• Given task
Duplicate the forum thread from "Moses gave me" up to and including "the dealer IIRC.".

━━━━━ Quoted text ━━━━━

Moses gave me the advice to get the dual sensor water outlet for the head, which is convenient as I think mine is cracked. Anyone have a source for that? I"m assuming it's an ABA part.....


----------



## Boostin20v (Mar 22, 2000)

*Re: (dubCanuck1)*

The transverse cars use a single sensor port water neck, but the OE sensor is a 4 pin....no real need to get the dual port as you can use the same sensor for multiple needs.
The transverse waterneck is ~15 at the dealer IIRC.


----------



## dubCanuck1 (Apr 1, 2005)

*Re: (Boostin20v)*

Thanks again!


----------



## dubCanuck1 (Apr 1, 2005)

*Re: (bonesaw)*


_Quote, originally posted by *bonesaw* »_you need the water cooling, if you are gonna make a manifold you might as well go to a t3/t4 turbo and make the upgrade now.

OK, so I looked into the turbo a bit more. It really is a tiny little guy. I can probably not fit my pinky finger into the inlet 
Which T3/T4 should I buy? I've seen some of them on eBay, and damn, are they really that cheap? I want to make sure I buy a quality turbo, but whatever's got the best bang for the buck is the criteria.

━━━━━ Record set ━━━━━

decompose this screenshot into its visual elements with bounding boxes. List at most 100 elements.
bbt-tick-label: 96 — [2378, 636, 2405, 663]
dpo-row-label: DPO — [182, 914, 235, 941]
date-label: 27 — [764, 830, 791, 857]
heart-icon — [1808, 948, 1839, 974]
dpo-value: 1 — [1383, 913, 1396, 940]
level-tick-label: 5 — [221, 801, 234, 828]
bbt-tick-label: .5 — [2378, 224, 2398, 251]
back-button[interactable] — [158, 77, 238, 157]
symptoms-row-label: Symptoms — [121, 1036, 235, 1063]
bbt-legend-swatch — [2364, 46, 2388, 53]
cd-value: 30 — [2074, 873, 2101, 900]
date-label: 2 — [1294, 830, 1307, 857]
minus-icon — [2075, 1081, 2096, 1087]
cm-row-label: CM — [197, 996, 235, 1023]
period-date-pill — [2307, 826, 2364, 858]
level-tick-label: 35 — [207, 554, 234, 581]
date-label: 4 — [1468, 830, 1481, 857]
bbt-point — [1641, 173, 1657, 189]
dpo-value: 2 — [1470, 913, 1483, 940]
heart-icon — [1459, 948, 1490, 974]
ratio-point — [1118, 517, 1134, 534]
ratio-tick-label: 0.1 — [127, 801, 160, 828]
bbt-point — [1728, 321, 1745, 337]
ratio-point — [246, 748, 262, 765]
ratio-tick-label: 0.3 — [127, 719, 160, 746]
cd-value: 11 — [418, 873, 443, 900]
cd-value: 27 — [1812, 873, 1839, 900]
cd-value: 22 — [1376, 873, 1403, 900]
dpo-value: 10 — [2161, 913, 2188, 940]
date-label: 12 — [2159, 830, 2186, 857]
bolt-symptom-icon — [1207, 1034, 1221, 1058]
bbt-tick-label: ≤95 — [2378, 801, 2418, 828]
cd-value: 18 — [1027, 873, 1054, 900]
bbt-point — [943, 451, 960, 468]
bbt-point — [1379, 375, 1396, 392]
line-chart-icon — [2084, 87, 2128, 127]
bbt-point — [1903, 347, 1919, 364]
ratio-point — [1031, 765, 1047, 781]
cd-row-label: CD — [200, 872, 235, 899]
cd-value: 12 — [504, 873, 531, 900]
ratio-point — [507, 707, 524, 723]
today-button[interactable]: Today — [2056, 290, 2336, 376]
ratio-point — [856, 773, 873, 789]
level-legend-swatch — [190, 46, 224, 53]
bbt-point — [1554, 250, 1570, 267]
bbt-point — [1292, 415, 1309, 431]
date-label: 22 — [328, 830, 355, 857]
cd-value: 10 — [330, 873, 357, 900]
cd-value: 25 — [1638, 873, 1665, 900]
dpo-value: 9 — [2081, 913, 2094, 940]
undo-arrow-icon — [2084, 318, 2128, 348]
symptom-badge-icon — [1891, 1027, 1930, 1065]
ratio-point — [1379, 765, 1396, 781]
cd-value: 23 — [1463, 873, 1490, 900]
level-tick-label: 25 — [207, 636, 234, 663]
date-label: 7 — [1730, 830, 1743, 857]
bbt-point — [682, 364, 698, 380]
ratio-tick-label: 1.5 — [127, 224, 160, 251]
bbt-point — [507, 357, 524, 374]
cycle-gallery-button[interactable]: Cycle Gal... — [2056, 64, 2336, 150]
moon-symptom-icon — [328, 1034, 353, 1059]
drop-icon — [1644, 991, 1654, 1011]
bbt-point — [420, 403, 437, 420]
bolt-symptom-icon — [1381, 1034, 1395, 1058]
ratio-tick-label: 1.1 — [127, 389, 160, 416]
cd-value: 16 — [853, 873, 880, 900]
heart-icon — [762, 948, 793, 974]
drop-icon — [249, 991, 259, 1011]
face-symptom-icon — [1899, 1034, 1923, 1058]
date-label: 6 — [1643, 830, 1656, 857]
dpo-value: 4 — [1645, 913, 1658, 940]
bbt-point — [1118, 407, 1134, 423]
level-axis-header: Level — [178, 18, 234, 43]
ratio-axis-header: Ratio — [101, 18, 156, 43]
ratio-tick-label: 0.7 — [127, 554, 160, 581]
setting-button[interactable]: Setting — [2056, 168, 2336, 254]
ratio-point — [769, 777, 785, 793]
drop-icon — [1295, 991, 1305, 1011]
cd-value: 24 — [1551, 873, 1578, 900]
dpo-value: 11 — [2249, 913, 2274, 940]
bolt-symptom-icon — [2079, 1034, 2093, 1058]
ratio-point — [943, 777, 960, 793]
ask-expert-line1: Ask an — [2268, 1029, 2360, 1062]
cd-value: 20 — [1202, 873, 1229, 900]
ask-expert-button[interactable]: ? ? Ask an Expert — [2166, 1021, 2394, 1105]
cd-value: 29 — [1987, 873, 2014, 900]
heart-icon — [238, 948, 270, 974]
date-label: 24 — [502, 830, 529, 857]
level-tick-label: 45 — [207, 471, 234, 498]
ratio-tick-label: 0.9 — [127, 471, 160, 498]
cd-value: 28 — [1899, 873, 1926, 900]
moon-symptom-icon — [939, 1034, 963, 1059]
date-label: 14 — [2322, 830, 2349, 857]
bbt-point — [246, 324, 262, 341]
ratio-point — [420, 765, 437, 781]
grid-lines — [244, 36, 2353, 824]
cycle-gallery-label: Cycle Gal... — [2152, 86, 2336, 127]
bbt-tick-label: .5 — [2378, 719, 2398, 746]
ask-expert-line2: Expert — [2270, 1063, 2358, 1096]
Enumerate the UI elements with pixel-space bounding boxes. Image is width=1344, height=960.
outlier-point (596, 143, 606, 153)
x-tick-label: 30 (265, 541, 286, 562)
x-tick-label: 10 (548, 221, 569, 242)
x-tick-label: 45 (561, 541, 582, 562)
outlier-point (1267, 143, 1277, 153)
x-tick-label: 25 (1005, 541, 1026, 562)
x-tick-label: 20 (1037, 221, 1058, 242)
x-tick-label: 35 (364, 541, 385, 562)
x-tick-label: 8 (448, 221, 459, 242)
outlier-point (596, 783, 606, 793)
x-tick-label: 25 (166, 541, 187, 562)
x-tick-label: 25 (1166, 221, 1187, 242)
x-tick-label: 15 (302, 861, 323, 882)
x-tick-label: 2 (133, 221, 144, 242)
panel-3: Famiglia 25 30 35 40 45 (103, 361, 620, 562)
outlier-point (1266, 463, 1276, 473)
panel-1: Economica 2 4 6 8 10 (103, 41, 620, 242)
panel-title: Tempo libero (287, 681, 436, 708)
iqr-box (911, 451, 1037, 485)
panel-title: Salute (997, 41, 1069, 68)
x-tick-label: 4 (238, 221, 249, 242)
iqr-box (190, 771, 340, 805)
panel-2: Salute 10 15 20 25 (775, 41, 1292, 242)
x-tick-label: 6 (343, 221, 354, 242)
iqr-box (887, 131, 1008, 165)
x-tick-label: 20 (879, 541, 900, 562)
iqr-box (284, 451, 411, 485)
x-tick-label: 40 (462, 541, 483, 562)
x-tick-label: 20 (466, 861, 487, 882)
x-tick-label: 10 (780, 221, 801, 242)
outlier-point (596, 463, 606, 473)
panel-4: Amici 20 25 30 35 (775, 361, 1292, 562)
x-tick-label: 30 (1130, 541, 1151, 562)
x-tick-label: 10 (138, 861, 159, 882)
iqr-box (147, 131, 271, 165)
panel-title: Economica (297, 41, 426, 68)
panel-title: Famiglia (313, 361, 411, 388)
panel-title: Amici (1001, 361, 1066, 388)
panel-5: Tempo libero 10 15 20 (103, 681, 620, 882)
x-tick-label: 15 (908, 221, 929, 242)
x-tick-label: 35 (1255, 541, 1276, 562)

━━━━━

• Response to the exercise
Moses gave me the advice to get the dual sensor water outlet for the head, which is convenient as I think mine is cracked. Anyone have a source for that? I"m assuming it's an ABA part.....


----------



## Boostin20v (Mar 22, 2000)

*Re: (dubCanuck1)*

The transverse cars use a single sensor port water neck, but the OE sensor is a 4 pin....no real need to get the dual port as you can use the same sensor for multiple needs.
The transverse waterneck is ~15 at the dealer IIRC.